--- Problem requirements ---
Set down all of the data exactly as it appears.

--- Data records ---
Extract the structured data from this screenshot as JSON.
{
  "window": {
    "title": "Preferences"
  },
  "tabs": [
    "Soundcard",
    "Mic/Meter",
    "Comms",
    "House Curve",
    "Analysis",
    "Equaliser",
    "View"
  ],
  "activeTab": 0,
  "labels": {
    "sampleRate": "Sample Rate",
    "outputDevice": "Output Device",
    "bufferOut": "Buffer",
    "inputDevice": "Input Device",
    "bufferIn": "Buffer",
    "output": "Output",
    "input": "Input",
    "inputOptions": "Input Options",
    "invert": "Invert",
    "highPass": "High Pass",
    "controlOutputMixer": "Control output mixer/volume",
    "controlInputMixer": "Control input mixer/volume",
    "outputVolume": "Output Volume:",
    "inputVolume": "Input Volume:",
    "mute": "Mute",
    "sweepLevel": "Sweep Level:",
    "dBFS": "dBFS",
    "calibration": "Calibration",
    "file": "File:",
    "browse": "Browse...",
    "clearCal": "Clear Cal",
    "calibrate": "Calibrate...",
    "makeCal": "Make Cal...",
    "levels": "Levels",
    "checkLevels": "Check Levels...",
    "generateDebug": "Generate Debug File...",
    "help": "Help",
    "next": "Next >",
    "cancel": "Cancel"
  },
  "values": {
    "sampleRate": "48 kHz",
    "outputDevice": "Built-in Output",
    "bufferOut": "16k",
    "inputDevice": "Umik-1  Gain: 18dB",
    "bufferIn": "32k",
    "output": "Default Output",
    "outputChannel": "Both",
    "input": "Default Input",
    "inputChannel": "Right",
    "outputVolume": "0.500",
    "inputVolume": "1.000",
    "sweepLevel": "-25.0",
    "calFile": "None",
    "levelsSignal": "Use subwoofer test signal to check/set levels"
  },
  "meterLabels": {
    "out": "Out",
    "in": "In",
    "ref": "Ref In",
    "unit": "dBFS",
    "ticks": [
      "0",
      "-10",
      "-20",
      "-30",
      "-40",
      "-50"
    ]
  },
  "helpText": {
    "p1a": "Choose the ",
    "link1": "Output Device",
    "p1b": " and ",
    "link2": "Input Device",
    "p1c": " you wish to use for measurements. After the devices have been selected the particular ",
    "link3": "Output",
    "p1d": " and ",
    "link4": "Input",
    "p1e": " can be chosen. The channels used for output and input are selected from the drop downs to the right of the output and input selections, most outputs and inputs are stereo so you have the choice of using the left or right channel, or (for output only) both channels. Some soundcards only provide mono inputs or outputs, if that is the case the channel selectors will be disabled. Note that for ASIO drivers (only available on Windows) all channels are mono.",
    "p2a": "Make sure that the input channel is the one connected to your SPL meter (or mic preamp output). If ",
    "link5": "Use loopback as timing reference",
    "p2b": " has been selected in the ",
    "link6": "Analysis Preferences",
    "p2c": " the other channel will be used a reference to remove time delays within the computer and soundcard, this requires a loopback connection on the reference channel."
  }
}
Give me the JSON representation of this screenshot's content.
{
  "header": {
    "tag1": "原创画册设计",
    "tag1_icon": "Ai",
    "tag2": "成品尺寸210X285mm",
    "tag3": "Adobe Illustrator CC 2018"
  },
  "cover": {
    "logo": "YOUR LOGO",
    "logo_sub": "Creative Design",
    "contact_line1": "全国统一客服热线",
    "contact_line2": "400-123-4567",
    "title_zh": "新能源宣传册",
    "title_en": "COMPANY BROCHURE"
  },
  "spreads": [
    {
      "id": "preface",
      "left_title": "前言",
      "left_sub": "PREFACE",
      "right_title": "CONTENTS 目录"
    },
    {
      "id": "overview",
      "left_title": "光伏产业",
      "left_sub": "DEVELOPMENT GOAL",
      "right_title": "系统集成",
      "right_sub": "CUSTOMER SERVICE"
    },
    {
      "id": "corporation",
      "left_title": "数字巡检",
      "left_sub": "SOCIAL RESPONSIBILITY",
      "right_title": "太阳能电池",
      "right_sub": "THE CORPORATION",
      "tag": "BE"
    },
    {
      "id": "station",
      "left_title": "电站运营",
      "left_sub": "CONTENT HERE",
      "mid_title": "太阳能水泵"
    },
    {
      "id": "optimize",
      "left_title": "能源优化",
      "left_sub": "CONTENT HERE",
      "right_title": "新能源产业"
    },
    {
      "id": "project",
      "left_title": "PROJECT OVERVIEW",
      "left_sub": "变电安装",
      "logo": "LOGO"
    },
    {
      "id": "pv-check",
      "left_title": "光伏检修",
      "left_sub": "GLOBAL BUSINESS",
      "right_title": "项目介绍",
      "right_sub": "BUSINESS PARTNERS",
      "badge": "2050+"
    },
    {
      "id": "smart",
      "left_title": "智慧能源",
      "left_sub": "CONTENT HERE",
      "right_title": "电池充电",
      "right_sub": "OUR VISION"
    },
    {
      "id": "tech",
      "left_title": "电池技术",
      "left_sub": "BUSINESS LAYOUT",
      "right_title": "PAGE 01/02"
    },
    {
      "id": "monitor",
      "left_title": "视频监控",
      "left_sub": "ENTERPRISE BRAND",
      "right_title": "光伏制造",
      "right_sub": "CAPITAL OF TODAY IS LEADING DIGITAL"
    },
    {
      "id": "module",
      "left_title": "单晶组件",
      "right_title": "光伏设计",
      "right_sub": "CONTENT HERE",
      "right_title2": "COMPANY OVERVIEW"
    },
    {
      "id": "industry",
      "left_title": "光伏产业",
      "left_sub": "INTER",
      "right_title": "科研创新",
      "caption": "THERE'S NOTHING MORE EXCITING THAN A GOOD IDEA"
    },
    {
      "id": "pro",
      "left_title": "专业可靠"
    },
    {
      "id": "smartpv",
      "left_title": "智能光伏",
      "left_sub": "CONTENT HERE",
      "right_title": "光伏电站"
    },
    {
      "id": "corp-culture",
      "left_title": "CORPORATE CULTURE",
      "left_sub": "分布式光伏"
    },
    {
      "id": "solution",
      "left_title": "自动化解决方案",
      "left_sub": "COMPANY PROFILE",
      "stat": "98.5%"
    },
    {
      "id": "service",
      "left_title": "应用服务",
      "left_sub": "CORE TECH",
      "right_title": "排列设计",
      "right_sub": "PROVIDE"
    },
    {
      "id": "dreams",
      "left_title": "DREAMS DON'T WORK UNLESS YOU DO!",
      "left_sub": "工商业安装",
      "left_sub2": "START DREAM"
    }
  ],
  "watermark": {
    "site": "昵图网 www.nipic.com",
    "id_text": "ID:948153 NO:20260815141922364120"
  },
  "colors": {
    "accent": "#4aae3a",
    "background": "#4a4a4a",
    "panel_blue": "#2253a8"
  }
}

--- Result ---
Extract the structured data from this screenshot as JSON.
{
  "window": {
    "title": "Preferences"
  },
  "tabs": [
    "Soundcard",
    "Mic/Meter",
    "Comms",
    "House Curve",
    "Analysis",
    "Equaliser",
    "View"
  ],
  "activeTab": 0,
  "labels": {
    "sampleRate": "Sample Rate",
    "outputDevice": "Output Device",
    "bufferOut": "Buffer",
    "inputDevice": "Input Device",
    "bufferIn": "Buffer",
    "output": "Output",
    "input": "Input",
    "inputOptions": "Input Options",
    "invert": "Invert",
    "highPass": "High Pass",
    "controlOutputMixer": "Control output mixer/volume",
    "controlInputMixer": "Control input mixer/volume",
    "outputVolume": "Output Volume:",
    "inputVolume": "Input Volume:",
    "mute": "Mute",
    "sweepLevel": "Sweep Level:",
    "dBFS": "dBFS",
    "calibration": "Calibration",
    "file": "File:",
    "browse": "Browse...",
    "clearCal": "Clear Cal",
    "calibrate": "Calibrate...",
    "makeCal": "Make Cal...",
    "levels": "Levels",
    "checkLevels": "Check Levels...",
    "generateDebug": "Generate Debug File...",
    "help": "Help",
    "next": "Next >",
    "cancel": "Cancel"
  },
  "values": {
    "sampleRate": "48 kHz",
    "outputDevice": "Built-in Output",
    "bufferOut": "16k",
    "inputDevice": "Umik-1  Gain: 18dB",
    "bufferIn": "32k",
    "output": "Default Output",
    "outputChannel": "Both",
    "input": "Default Input",
    "inputChannel": "Right",
    "outputVolume": "0.500",
    "inputVolume": "1.000",
    "sweepLevel": "-25.0",
    "calFile": "None",
    "levelsSignal": "Use subwoofer test signal to check/set levels"
  },
  "meterLabels": {
    "out": "Out",
    "in": "In",
    "ref": "Ref In",
    "unit": "dBFS",
    "ticks": [
      "0",
      "-10",
      "-20",
      "-30",
      "-40",
      "-50"
    ]
  },
  "helpText": {
    "p1a": "Choose the ",
    "link1": "Output Device",
    "p1b": " and ",
    "link2": "Input Device",
    "p1c": " you wish to use for measurements. After the devices have been selected the particular ",
    "link3": "Output",
    "p1d": " and ",
    "link4": "Input",
    "p1e": " can be chosen. The channels used for output and input are selected from the drop downs to the right of the output and input selections, most outputs and inputs are stereo so you have the choice of using the left or right channel, or (for output only) both channels. Some soundcards only provide mono inputs or outputs, if that is the case the channel selectors will be disabled. Note that for ASIO drivers (only available on Windows) all channels are mono.",
    "p2a": "Make sure that the input channel is the one connected to your SPL meter (or mic preamp output). If ",
    "link5": "Use loopback as timing reference",
    "p2b": " has been selected in the ",
    "link6": "Analysis Preferences",
    "p2c": " the other channel will be used a reference to remove time delays within the computer and soundcard, this requires a loopback connection on the reference channel."
  }
}
Give me the JSON representation of this screenshot's content.
{
  "header": {
    "tag1": "原创画册设计",
    "tag1_icon": "Ai",
    "tag2": "成品尺寸210X285mm",
    "tag3": "Adobe Illustrator CC 2018"
  },
  "cover": {
    "logo": "YOUR LOGO",
    "logo_sub": "Creative Design",
    "contact_line1": "全国统一客服热线",
    "contact_line2": "400-123-4567",
    "title_zh": "新能源宣传册",
    "title_en": "COMPANY BROCHURE"
  },
  "spreads": [
    {
      "id": "preface",
      "left_title": "前言",
      "left_sub": "PREFACE",
      "right_title": "CONTENTS 目录"
    },
    {
      "id": "overview",
      "left_title": "光伏产业",
      "left_sub": "DEVELOPMENT GOAL",
      "right_title": "系统集成",
      "right_sub": "CUSTOMER SERVICE"
    },
    {
      "id": "corporation",
      "left_title": "数字巡检",
      "left_sub": "SOCIAL RESPONSIBILITY",
      "right_title": "太阳能电池",
      "right_sub": "THE CORPORATION",
      "tag": "BE"
    },
    {
      "id": "station",
      "left_title": "电站运营",
      "left_sub": "CONTENT HERE",
      "mid_title": "太阳能水泵"
    },
    {
      "id": "optimize",
      "left_title": "能源优化",
      "left_sub": "CONTENT HERE",
      "right_title": "新能源产业"
    },
    {
      "id": "project",
      "left_title": "PROJECT OVERVIEW",
      "left_sub": "变电安装",
      "logo": "LOGO"
    },
    {
      "id": "pv-check",
      "left_title": "光伏检修",
      "left_sub": "GLOBAL BUSINESS",
      "right_title": "项目介绍",
      "right_sub": "BUSINESS PARTNERS",
      "badge": "2050+"
    },
    {
      "id": "smart",
      "left_title": "智慧能源",
      "left_sub": "CONTENT HERE",
      "right_title": "电池充电",
      "right_sub": "OUR VISION"
    },
    {
      "id": "tech",
      "left_title": "电池技术",
      "left_sub": "BUSINESS LAYOUT",
      "right_title": "PAGE 01/02"
    },
    {
      "id": "monitor",
      "left_title": "视频监控",
      "left_sub": "ENTERPRISE BRAND",
      "right_title": "光伏制造",
      "right_sub": "CAPITAL OF TODAY IS LEADING DIGITAL"
    },
    {
      "id": "module",
      "left_title": "单晶组件",
      "right_title": "光伏设计",
      "right_sub": "CONTENT HERE",
      "right_title2": "COMPANY OVERVIEW"
    },
    {
      "id": "industry",
      "left_title": "光伏产业",
      "left_sub": "INTER",
      "right_title": "科研创新",
      "caption": "THERE'S NOTHING MORE EXCITING THAN A GOOD IDEA"
    },
    {
      "id": "pro",
      "left_title": "专业可靠"
    },
    {
      "id": "smartpv",
      "left_title": "智能光伏",
      "left_sub": "CONTENT HERE",
      "right_title": "光伏电站"
    },
    {
      "id": "corp-culture",
      "left_title": "CORPORATE CULTURE",
      "left_sub": "分布式光伏"
    },
    {
      "id": "solution",
      "left_title": "自动化解决方案",
      "left_sub": "COMPANY PROFILE",
      "stat": "98.5%"
    },
    {
      "id": "service",
      "left_title": "应用服务",
      "left_sub": "CORE TECH",
      "right_title": "排列设计",
      "right_sub": "PROVIDE"
    },
    {
      "id": "dreams",
      "left_title": "DREAMS DON'T WORK UNLESS YOU DO!",
      "left_sub": "工商业安装",
      "left_sub2": "START DREAM"
    }
  ],
  "watermark": {
    "site": "昵图网 www.nipic.com",
    "id_text": "ID:948153 NO:20260815141922364120"
  },
  "colors": {
    "accent": "#4aae3a",
    "background": "#4a4a4a",
    "panel_blue": "#2253a8"
  }
}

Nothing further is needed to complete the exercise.